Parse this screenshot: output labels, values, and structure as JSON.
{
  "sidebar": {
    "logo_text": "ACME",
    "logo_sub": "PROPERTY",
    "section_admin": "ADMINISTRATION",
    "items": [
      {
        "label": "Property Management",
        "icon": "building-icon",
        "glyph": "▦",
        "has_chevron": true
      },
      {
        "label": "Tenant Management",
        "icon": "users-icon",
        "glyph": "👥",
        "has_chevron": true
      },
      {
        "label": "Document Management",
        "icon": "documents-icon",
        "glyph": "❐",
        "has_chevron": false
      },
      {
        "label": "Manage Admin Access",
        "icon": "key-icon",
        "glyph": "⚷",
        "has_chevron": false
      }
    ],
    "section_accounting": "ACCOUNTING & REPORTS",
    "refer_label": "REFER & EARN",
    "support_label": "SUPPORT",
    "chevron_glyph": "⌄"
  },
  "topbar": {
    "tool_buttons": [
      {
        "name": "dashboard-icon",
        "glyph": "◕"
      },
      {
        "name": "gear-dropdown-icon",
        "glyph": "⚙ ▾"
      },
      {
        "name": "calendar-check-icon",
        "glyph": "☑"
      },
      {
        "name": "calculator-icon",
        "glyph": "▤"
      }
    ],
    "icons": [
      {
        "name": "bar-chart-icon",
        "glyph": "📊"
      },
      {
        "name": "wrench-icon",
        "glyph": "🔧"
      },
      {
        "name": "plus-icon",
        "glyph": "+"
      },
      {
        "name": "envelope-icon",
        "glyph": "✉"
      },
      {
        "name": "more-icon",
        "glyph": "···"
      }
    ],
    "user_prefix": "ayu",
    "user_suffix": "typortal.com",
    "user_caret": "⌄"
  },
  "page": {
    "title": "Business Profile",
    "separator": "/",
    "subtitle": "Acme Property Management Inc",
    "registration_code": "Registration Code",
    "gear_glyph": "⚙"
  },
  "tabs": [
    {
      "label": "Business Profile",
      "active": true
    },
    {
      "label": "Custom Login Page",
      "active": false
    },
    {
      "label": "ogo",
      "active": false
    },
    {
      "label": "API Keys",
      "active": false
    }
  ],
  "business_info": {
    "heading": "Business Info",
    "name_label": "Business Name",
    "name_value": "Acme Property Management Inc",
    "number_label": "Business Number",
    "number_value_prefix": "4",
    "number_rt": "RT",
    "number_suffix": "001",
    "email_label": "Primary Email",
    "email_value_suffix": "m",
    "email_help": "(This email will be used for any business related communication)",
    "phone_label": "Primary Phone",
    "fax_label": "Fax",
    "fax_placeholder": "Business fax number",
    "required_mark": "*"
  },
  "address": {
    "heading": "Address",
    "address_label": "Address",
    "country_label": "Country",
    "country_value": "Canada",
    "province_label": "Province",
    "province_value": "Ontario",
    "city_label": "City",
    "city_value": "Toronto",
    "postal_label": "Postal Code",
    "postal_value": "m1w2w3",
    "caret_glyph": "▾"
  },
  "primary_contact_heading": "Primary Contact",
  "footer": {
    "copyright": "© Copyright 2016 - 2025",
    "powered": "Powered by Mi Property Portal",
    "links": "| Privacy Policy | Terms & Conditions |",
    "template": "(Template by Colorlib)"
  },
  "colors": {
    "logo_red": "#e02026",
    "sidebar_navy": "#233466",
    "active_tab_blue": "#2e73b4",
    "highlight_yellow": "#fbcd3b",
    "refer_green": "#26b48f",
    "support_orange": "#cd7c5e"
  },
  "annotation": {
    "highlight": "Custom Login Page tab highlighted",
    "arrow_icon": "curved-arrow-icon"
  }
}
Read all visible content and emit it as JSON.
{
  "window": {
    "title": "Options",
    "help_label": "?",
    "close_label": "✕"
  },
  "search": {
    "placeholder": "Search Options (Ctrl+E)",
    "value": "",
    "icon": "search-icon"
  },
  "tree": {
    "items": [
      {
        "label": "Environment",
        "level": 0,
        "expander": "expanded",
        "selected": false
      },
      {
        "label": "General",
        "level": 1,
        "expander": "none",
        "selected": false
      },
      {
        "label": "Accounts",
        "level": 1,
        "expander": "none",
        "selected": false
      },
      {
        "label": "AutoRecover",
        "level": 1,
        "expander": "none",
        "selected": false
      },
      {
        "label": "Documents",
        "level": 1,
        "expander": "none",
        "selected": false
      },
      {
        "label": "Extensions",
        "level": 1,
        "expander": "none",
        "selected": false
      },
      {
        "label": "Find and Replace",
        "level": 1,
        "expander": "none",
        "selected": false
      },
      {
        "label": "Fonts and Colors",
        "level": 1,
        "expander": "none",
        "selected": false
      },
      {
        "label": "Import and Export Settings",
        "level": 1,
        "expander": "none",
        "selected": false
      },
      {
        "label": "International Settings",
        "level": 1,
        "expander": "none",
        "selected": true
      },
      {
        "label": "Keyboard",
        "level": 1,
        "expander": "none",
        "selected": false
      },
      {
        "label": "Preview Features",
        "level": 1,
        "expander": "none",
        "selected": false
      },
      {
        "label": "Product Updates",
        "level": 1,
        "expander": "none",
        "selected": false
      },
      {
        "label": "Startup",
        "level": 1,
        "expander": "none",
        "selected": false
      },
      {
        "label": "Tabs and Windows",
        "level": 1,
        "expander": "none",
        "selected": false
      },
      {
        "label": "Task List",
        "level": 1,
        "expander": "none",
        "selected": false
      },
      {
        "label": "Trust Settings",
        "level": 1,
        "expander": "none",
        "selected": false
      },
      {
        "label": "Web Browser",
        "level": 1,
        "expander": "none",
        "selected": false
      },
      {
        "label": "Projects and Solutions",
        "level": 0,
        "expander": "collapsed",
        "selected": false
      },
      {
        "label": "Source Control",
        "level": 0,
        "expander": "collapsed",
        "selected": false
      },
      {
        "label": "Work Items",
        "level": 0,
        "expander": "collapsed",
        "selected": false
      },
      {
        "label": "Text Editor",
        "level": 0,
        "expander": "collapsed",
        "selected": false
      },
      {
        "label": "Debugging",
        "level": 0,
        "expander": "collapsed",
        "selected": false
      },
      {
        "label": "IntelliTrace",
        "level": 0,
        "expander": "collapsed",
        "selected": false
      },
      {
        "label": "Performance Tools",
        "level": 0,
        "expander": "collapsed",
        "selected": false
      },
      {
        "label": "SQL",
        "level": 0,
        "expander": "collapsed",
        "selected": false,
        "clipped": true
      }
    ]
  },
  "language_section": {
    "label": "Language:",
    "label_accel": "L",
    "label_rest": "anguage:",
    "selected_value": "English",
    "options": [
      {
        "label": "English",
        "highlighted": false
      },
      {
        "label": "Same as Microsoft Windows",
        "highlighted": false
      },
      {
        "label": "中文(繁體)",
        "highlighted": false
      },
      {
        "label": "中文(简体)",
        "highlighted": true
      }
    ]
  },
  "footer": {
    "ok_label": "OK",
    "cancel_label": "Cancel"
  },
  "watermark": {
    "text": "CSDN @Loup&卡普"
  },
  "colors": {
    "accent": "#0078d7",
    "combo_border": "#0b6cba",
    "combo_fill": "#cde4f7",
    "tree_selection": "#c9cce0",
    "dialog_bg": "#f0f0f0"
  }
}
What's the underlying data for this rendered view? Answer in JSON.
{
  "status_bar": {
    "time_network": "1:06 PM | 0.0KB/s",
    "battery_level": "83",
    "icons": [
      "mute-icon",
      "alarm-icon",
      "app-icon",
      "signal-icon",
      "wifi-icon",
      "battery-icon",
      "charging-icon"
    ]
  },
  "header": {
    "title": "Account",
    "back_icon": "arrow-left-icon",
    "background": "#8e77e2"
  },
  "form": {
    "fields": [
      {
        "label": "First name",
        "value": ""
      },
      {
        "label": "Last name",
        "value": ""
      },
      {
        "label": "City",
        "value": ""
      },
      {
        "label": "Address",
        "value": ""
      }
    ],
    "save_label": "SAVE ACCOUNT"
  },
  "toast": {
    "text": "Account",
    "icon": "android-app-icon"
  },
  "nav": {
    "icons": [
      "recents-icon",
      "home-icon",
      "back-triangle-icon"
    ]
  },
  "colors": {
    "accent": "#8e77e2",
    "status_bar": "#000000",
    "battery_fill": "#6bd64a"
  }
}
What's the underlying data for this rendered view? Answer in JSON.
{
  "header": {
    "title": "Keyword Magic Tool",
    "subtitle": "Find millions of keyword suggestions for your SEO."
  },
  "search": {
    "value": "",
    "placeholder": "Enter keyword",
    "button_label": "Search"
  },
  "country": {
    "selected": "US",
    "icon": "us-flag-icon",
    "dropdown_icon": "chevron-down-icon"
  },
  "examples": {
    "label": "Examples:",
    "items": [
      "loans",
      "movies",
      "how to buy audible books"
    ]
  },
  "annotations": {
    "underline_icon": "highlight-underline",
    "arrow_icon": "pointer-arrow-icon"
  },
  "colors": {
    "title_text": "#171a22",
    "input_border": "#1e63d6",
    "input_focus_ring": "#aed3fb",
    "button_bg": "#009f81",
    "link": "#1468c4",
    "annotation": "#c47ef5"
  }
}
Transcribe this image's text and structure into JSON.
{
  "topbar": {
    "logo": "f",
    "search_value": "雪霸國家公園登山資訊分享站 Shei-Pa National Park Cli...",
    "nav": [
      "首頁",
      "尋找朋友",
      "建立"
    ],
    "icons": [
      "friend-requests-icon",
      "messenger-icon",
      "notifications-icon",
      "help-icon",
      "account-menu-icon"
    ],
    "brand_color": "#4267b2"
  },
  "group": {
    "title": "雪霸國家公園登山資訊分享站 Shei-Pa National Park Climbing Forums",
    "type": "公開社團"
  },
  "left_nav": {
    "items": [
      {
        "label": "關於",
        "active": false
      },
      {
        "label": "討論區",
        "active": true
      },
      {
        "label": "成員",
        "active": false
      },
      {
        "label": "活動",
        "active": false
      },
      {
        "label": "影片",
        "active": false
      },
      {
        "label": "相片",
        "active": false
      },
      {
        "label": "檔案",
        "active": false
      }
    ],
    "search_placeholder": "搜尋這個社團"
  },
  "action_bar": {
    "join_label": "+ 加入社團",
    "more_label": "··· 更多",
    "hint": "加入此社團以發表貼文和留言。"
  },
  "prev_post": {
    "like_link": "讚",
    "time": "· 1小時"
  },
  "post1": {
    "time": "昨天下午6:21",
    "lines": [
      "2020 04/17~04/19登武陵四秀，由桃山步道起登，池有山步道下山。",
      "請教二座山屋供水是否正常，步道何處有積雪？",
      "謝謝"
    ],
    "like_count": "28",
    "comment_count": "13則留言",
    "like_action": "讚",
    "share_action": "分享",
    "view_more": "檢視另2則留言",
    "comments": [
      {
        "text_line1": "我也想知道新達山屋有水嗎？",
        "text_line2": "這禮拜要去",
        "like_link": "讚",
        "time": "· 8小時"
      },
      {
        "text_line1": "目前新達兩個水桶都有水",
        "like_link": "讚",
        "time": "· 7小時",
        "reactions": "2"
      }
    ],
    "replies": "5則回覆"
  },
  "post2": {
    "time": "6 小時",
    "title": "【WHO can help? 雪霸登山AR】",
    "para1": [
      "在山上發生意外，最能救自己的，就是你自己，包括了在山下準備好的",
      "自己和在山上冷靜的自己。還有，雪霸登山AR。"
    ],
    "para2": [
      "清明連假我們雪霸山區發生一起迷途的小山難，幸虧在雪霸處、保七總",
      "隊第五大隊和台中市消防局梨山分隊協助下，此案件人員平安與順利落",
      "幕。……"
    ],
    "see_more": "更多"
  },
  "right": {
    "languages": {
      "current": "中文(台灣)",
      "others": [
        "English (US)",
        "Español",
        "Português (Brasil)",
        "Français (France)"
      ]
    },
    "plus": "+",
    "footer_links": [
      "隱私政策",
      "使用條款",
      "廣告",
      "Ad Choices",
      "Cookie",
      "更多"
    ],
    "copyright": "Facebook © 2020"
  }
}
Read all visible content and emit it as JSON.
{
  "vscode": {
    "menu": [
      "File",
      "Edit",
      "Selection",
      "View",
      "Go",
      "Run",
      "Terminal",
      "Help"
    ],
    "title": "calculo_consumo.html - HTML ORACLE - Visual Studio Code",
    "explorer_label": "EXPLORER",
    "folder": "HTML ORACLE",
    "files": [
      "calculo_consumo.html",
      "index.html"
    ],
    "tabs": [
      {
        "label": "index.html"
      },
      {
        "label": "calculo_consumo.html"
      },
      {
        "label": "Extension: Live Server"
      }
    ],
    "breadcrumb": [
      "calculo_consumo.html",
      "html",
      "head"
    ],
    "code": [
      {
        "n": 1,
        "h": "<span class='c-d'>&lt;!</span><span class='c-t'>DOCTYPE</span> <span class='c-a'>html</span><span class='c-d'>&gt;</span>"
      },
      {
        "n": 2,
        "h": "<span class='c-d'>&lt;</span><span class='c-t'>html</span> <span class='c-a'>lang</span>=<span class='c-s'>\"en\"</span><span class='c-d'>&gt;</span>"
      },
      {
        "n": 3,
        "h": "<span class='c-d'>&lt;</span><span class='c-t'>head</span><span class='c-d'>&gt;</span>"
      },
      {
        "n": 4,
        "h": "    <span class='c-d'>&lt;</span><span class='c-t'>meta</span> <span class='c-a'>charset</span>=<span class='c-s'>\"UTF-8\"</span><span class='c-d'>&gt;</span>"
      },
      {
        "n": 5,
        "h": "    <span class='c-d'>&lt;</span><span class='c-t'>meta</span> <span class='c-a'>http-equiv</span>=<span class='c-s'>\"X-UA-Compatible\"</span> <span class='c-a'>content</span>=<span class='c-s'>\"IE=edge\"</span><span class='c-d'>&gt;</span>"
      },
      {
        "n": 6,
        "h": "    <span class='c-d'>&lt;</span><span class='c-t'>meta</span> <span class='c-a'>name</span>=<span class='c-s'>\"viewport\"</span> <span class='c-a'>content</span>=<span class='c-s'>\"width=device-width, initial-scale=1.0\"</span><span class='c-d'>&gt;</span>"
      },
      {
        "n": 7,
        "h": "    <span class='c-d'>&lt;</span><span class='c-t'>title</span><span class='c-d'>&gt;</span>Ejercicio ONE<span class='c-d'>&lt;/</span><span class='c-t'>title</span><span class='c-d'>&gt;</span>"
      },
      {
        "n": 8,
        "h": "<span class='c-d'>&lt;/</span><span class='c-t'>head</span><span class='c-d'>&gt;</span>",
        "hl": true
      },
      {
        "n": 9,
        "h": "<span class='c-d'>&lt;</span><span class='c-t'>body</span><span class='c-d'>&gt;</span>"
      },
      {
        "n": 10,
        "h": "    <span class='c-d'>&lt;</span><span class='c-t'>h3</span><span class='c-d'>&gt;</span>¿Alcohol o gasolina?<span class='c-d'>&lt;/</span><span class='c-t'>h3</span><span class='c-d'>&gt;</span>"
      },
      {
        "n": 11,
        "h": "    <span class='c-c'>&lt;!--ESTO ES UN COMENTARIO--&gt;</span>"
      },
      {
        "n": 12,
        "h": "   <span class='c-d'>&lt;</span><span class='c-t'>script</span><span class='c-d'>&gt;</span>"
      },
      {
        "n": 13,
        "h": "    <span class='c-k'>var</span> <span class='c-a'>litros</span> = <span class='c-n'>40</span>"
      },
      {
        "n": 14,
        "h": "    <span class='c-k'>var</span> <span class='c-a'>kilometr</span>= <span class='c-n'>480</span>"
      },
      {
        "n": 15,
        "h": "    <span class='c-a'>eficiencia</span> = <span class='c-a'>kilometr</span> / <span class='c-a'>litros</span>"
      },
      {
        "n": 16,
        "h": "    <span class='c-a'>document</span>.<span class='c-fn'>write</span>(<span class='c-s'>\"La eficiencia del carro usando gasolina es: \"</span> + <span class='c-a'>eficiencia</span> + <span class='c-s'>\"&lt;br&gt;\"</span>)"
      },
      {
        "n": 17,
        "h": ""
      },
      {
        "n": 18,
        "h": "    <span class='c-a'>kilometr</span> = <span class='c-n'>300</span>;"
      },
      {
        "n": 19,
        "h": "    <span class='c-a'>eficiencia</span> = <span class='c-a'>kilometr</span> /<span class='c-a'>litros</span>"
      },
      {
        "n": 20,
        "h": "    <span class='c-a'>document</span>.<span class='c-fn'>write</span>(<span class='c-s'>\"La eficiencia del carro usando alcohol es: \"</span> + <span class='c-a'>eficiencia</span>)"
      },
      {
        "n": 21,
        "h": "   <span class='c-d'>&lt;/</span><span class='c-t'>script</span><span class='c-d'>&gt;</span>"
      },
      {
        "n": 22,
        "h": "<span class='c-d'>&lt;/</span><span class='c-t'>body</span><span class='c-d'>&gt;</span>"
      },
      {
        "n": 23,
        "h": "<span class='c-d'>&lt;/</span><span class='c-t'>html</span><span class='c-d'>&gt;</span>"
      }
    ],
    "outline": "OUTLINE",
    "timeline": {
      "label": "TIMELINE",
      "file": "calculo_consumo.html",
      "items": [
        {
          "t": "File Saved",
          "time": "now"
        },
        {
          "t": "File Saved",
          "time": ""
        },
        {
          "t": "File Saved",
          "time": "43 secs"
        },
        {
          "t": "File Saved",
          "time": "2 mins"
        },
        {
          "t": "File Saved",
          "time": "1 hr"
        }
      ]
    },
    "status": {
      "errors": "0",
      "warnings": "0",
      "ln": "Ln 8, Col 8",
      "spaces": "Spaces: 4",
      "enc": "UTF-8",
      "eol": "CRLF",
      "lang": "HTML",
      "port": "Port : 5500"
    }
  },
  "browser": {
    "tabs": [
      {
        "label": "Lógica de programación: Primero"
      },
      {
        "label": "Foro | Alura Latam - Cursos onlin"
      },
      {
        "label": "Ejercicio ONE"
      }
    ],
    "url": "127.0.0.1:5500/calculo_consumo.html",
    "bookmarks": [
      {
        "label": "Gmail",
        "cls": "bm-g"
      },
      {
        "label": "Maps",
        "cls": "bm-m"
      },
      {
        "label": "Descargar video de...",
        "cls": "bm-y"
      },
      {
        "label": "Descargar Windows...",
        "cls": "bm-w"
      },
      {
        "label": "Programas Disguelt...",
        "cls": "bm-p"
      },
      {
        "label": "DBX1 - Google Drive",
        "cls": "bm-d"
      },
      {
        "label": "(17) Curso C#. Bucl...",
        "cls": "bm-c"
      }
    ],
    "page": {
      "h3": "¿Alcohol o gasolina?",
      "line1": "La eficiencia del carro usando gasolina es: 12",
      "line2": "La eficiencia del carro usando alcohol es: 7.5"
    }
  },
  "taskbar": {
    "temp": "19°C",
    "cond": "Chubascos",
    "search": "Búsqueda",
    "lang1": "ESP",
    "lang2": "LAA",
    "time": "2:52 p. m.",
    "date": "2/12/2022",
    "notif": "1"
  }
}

- _Aim_
In the listing, find all lines with the string "雪霸登山AR" and copy them.

- _Completed exercise_
    "title": "【WHO can help? 雪霸登山AR】",
      "自己和在山上冷靜的自己。還有，雪霸登山AR。"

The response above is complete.